# [Exercise goal]
Keep the pictures out of the copy and print all the entries below exactly.

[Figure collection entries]
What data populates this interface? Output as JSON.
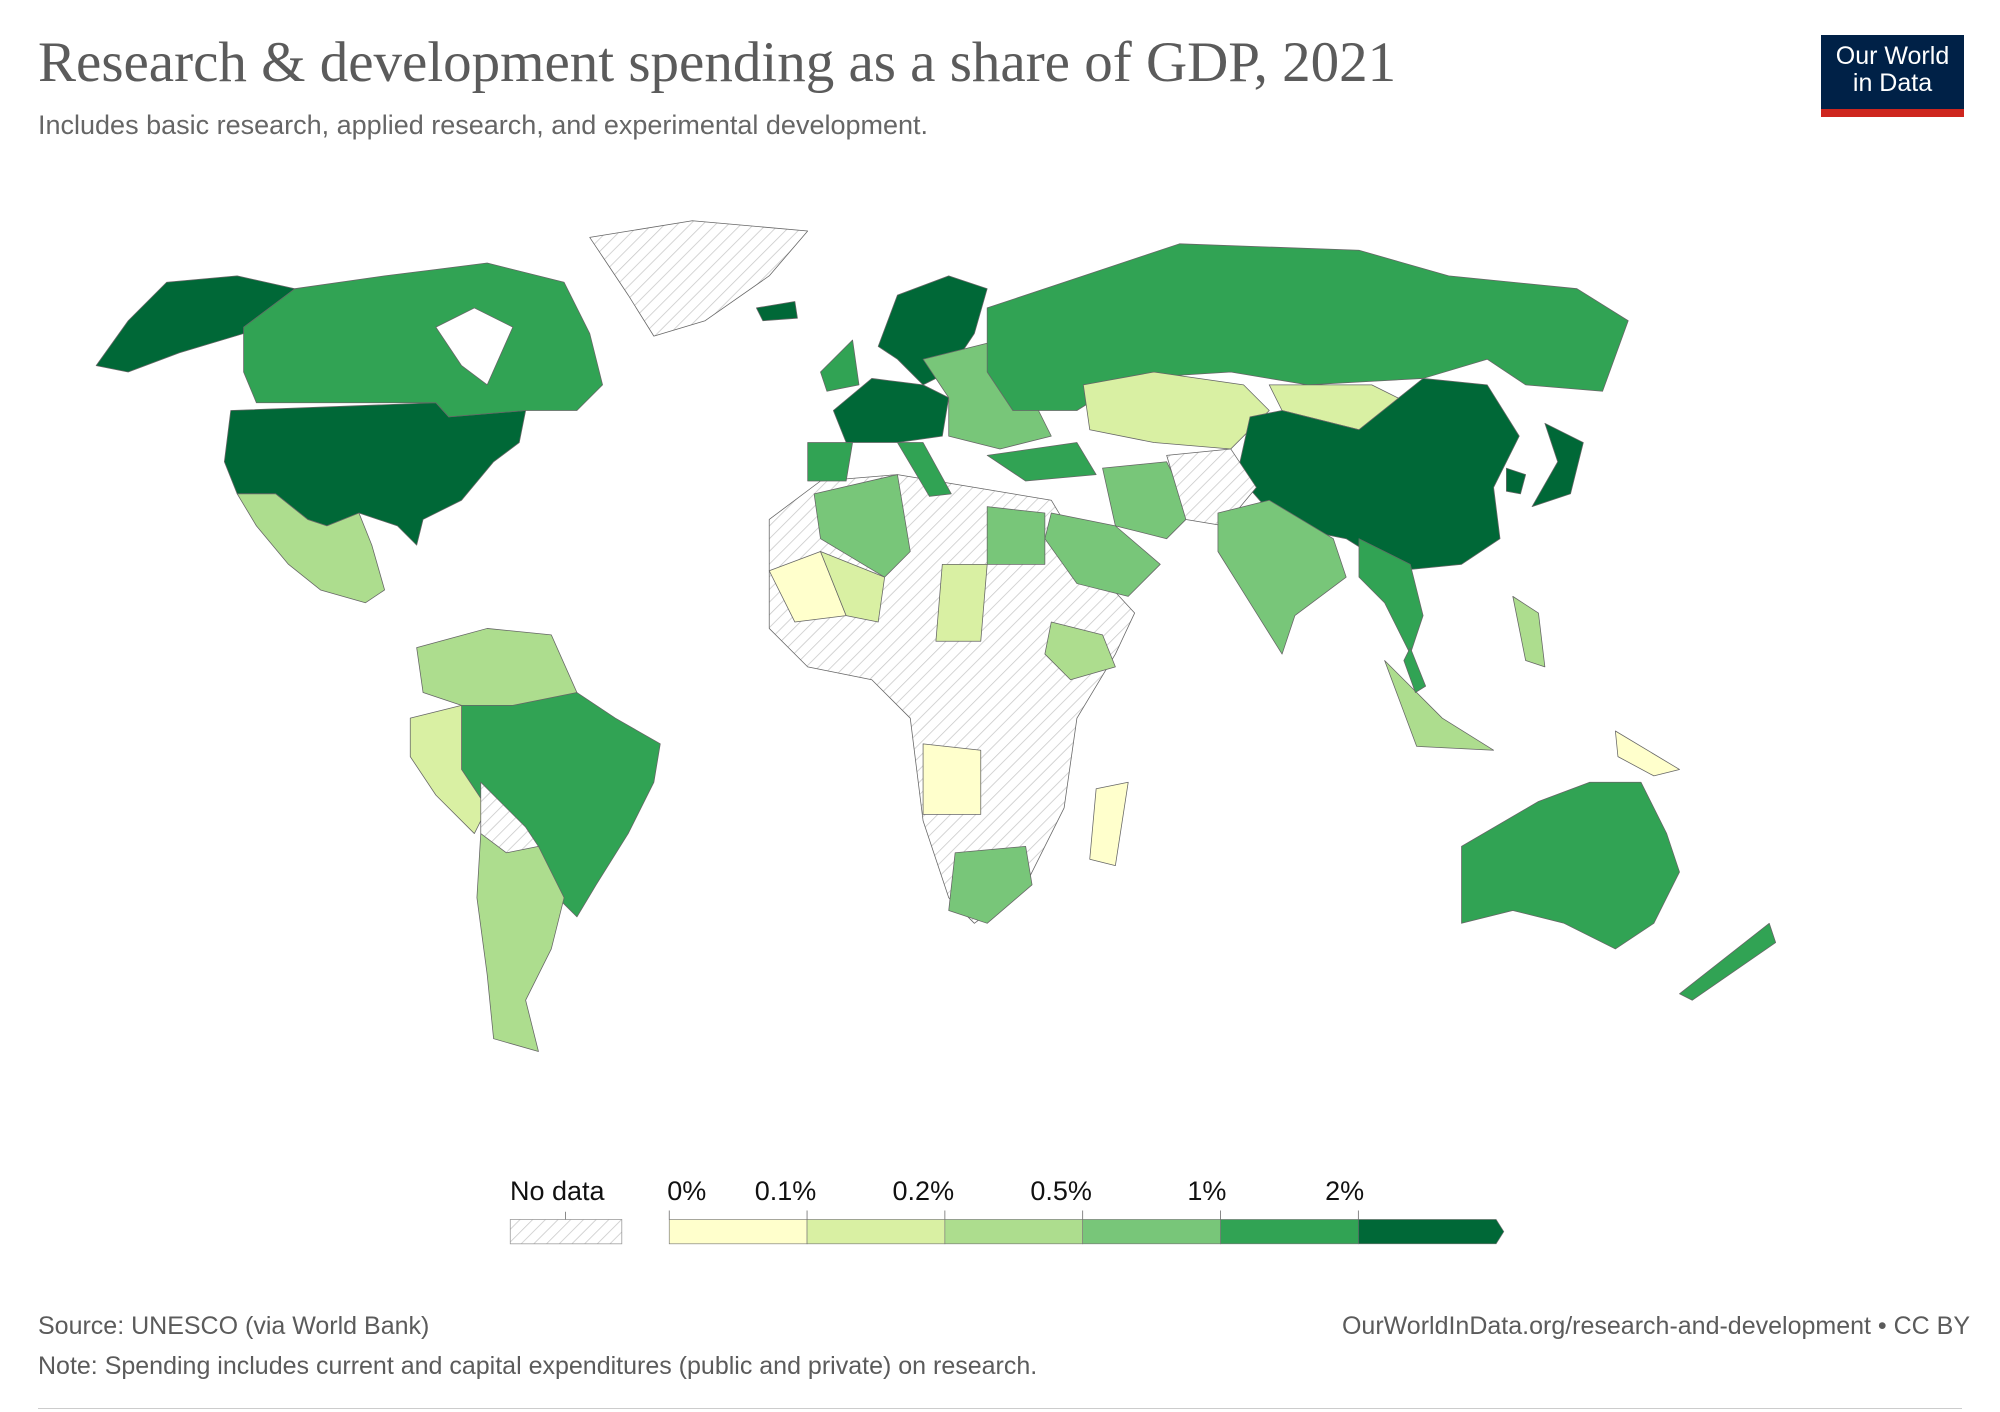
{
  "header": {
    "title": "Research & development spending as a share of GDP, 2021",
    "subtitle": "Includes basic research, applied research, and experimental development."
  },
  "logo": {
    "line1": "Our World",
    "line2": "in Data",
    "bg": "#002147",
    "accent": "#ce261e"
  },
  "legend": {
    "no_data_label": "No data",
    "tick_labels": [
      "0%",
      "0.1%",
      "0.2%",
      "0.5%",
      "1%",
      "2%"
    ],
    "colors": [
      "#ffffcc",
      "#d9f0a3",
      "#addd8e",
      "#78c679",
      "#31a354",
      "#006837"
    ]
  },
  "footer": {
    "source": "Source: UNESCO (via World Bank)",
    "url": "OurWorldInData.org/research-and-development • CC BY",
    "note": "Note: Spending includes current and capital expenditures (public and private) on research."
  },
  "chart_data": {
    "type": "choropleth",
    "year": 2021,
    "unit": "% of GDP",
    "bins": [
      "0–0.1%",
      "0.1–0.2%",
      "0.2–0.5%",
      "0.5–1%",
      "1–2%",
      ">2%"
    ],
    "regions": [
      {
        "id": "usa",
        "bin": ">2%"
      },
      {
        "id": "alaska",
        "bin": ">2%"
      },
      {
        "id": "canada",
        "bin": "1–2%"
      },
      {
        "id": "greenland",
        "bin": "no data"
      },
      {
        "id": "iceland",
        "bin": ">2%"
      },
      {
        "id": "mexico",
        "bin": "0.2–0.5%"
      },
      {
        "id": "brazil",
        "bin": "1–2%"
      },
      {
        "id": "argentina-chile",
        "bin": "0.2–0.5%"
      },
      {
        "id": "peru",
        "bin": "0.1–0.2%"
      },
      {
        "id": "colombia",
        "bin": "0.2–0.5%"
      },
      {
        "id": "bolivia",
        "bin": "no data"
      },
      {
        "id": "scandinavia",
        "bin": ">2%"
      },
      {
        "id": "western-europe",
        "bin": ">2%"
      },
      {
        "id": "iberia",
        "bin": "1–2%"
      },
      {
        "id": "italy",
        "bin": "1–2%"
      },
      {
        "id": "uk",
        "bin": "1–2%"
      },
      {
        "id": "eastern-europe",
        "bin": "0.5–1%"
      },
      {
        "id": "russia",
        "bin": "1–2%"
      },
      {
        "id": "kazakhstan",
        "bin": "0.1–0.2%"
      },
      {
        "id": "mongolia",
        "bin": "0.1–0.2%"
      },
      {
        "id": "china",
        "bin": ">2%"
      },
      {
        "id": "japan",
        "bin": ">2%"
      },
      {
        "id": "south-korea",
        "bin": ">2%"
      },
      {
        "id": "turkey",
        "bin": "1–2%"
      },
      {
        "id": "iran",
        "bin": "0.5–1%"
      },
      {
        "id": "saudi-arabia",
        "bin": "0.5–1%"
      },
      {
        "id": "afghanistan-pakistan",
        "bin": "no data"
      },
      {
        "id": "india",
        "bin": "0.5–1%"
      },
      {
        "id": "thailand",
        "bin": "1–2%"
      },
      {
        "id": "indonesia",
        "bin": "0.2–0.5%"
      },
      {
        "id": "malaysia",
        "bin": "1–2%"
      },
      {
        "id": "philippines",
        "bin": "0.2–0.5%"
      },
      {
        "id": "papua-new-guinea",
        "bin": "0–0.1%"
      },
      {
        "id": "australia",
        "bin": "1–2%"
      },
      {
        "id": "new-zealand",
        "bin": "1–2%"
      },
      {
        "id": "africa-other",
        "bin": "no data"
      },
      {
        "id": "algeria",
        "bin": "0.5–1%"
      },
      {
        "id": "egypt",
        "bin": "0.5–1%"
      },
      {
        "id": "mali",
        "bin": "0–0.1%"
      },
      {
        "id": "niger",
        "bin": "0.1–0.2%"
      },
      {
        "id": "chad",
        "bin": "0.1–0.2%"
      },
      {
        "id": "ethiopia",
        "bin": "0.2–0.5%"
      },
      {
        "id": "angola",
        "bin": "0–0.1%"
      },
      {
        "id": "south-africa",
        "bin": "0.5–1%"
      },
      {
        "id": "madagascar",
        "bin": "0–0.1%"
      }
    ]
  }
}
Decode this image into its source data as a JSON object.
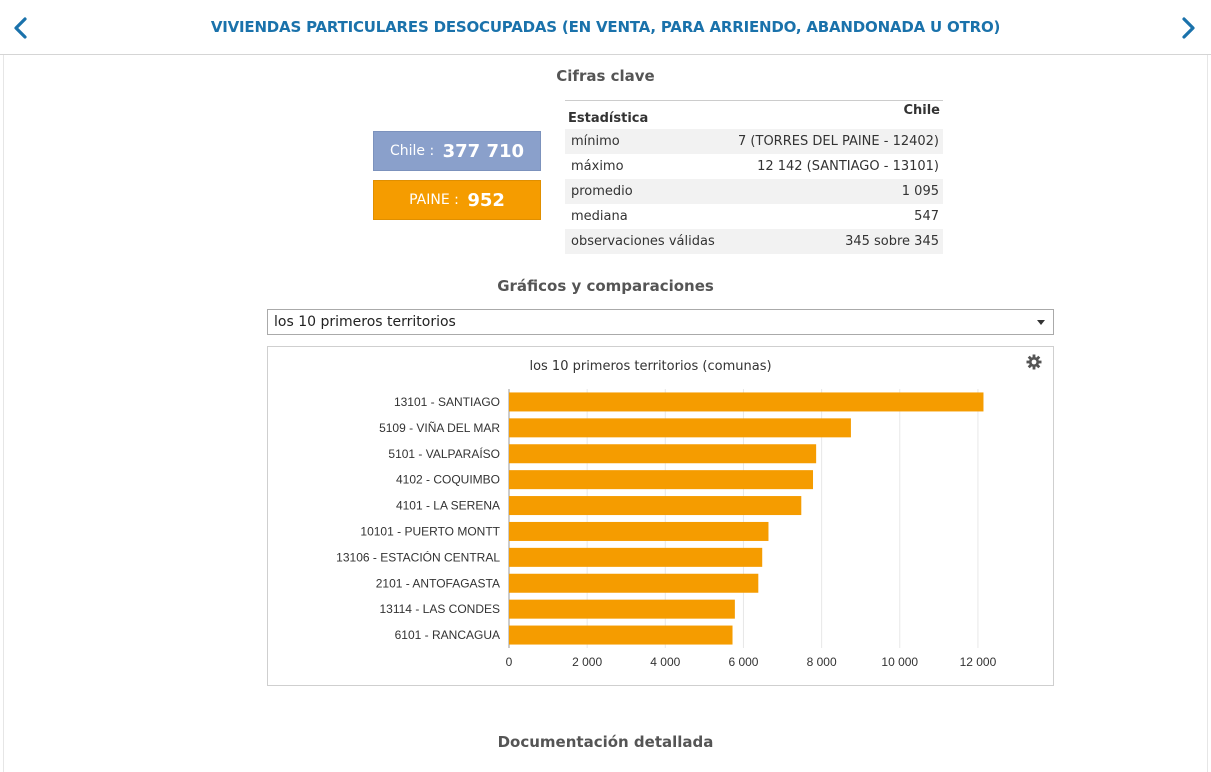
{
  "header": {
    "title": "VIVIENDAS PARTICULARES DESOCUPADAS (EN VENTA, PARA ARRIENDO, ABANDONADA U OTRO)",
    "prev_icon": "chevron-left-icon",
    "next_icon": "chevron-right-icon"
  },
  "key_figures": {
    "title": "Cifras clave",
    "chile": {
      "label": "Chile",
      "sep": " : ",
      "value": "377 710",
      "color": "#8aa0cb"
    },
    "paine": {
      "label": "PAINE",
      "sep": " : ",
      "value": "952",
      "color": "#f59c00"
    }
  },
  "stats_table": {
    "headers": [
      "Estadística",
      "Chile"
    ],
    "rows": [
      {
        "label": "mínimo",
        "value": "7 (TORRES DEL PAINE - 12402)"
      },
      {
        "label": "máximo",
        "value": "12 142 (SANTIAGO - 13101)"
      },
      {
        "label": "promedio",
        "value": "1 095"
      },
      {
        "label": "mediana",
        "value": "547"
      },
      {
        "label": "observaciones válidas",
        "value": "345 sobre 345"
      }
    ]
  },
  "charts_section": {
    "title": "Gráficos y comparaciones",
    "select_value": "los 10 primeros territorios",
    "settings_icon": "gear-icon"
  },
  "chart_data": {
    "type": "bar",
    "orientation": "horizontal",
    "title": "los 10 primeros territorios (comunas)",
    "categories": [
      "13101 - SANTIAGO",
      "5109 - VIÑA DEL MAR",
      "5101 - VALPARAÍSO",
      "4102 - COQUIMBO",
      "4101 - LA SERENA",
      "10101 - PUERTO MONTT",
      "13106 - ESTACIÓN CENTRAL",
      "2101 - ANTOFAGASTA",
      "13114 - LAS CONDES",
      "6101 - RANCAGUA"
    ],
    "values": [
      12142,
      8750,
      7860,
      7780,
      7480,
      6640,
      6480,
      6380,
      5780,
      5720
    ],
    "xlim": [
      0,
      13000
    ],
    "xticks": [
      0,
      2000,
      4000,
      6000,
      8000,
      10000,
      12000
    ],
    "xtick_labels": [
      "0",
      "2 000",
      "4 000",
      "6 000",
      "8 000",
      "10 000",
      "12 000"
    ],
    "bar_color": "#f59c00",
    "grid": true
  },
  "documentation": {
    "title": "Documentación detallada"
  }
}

# [Task result]
What data populates this interface? Output as JSON.
{
  "header": {
    "title": "Research & development spending as a share of GDP, 2021",
    "subtitle": "Includes basic research, applied research, and experimental development."
  },
  "logo": {
    "line1": "Our World",
    "line2": "in Data",
    "bg": "#002147",
    "accent": "#ce261e"
  },
  "legend": {
    "no_data_label": "No data",
    "tick_labels": [
      "0%",
      "0.1%",
      "0.2%",
      "0.5%",
      "1%",
      "2%"
    ],
    "colors": [
      "#ffffcc",
      "#d9f0a3",
      "#addd8e",
      "#78c679",
      "#31a354",
      "#006837"
    ]
  },
  "footer": {
    "source": "Source: UNESCO (via World Bank)",
    "url": "OurWorldInData.org/research-and-development • CC BY",
    "note": "Note: Spending includes current and capital expenditures (public and private) on research."
  },
  "chart_data": {
    "type": "choropleth",
    "year": 2021,
    "unit": "% of GDP",
    "bins": [
      "0–0.1%",
      "0.1–0.2%",
      "0.2–0.5%",
      "0.5–1%",
      "1–2%",
      ">2%"
    ],
    "regions": [
      {
        "id": "usa",
        "bin": ">2%"
      },
      {
        "id": "alaska",
        "bin": ">2%"
      },
      {
        "id": "canada",
        "bin": "1–2%"
      },
      {
        "id": "greenland",
        "bin": "no data"
      },
      {
        "id": "iceland",
        "bin": ">2%"
      },
      {
        "id": "mexico",
        "bin": "0.2–0.5%"
      },
      {
        "id": "brazil",
        "bin": "1–2%"
      },
      {
        "id": "argentina-chile",
        "bin": "0.2–0.5%"
      },
      {
        "id": "peru",
        "bin": "0.1–0.2%"
      },
      {
        "id": "colombia",
        "bin": "0.2–0.5%"
      },
      {
        "id": "bolivia",
        "bin": "no data"
      },
      {
        "id": "scandinavia",
        "bin": ">2%"
      },
      {
        "id": "western-europe",
        "bin": ">2%"
      },
      {
        "id": "iberia",
        "bin": "1–2%"
      },
      {
        "id": "italy",
        "bin": "1–2%"
      },
      {
        "id": "uk",
        "bin": "1–2%"
      },
      {
        "id": "eastern-europe",
        "bin": "0.5–1%"
      },
      {
        "id": "russia",
        "bin": "1–2%"
      },
      {
        "id": "kazakhstan",
        "bin": "0.1–0.2%"
      },
      {
        "id": "mongolia",
        "bin": "0.1–0.2%"
      },
      {
        "id": "china",
        "bin": ">2%"
      },
      {
        "id": "japan",
        "bin": ">2%"
      },
      {
        "id": "south-korea",
        "bin": ">2%"
      },
      {
        "id": "turkey",
        "bin": "1–2%"
      },
      {
        "id": "iran",
        "bin": "0.5–1%"
      },
      {
        "id": "saudi-arabia",
        "bin": "0.5–1%"
      },
      {
        "id": "afghanistan-pakistan",
        "bin": "no data"
      },
      {
        "id": "india",
        "bin": "0.5–1%"
      },
      {
        "id": "thailand",
        "bin": "1–2%"
      },
      {
        "id": "indonesia",
        "bin": "0.2–0.5%"
      },
      {
        "id": "malaysia",
        "bin": "1–2%"
      },
      {
        "id": "philippines",
        "bin": "0.2–0.5%"
      },
      {
        "id": "papua-new-guinea",
        "bin": "0–0.1%"
      },
      {
        "id": "australia",
        "bin": "1–2%"
      },
      {
        "id": "new-zealand",
        "bin": "1–2%"
      },
      {
        "id": "africa-other",
        "bin": "no data"
      },
      {
        "id": "algeria",
        "bin": "0.5–1%"
      },
      {
        "id": "egypt",
        "bin": "0.5–1%"
      },
      {
        "id": "mali",
        "bin": "0–0.1%"
      },
      {
        "id": "niger",
        "bin": "0.1–0.2%"
      },
      {
        "id": "chad",
        "bin": "0.1–0.2%"
      },
      {
        "id": "ethiopia",
        "bin": "0.2–0.5%"
      },
      {
        "id": "angola",
        "bin": "0–0.1%"
      },
      {
        "id": "south-africa",
        "bin": "0.5–1%"
      },
      {
        "id": "madagascar",
        "bin": "0–0.1%"
      }
    ]
  }
}
Decode this image into its source data as a JSON object.
{
  "header": {
    "title": "VIVIENDAS PARTICULARES DESOCUPADAS (EN VENTA, PARA ARRIENDO, ABANDONADA U OTRO)",
    "prev_icon": "chevron-left-icon",
    "next_icon": "chevron-right-icon"
  },
  "key_figures": {
    "title": "Cifras clave",
    "chile": {
      "label": "Chile",
      "sep": " : ",
      "value": "377 710",
      "color": "#8aa0cb"
    },
    "paine": {
      "label": "PAINE",
      "sep": " : ",
      "value": "952",
      "color": "#f59c00"
    }
  },
  "stats_table": {
    "headers": [
      "Estadística",
      "Chile"
    ],
    "rows": [
      {
        "label": "mínimo",
        "value": "7 (TORRES DEL PAINE - 12402)"
      },
      {
        "label": "máximo",
        "value": "12 142 (SANTIAGO - 13101)"
      },
      {
        "label": "promedio",
        "value": "1 095"
      },
      {
        "label": "mediana",
        "value": "547"
      },
      {
        "label": "observaciones válidas",
        "value": "345 sobre 345"
      }
    ]
  },
  "charts_section": {
    "title": "Gráficos y comparaciones",
    "select_value": "los 10 primeros territorios",
    "settings_icon": "gear-icon"
  },
  "chart_data": {
    "type": "bar",
    "orientation": "horizontal",
    "title": "los 10 primeros territorios (comunas)",
    "categories": [
      "13101 - SANTIAGO",
      "5109 - VIÑA DEL MAR",
      "5101 - VALPARAÍSO",
      "4102 - COQUIMBO",
      "4101 - LA SERENA",
      "10101 - PUERTO MONTT",
      "13106 - ESTACIÓN CENTRAL",
      "2101 - ANTOFAGASTA",
      "13114 - LAS CONDES",
      "6101 - RANCAGUA"
    ],
    "values": [
      12142,
      8750,
      7860,
      7780,
      7480,
      6640,
      6480,
      6380,
      5780,
      5720
    ],
    "xlim": [
      0,
      13000
    ],
    "xticks": [
      0,
      2000,
      4000,
      6000,
      8000,
      10000,
      12000
    ],
    "xtick_labels": [
      "0",
      "2 000",
      "4 000",
      "6 000",
      "8 000",
      "10 000",
      "12 000"
    ],
    "bar_color": "#f59c00",
    "grid": true
  },
  "documentation": {
    "title": "Documentación detallada"
  }
}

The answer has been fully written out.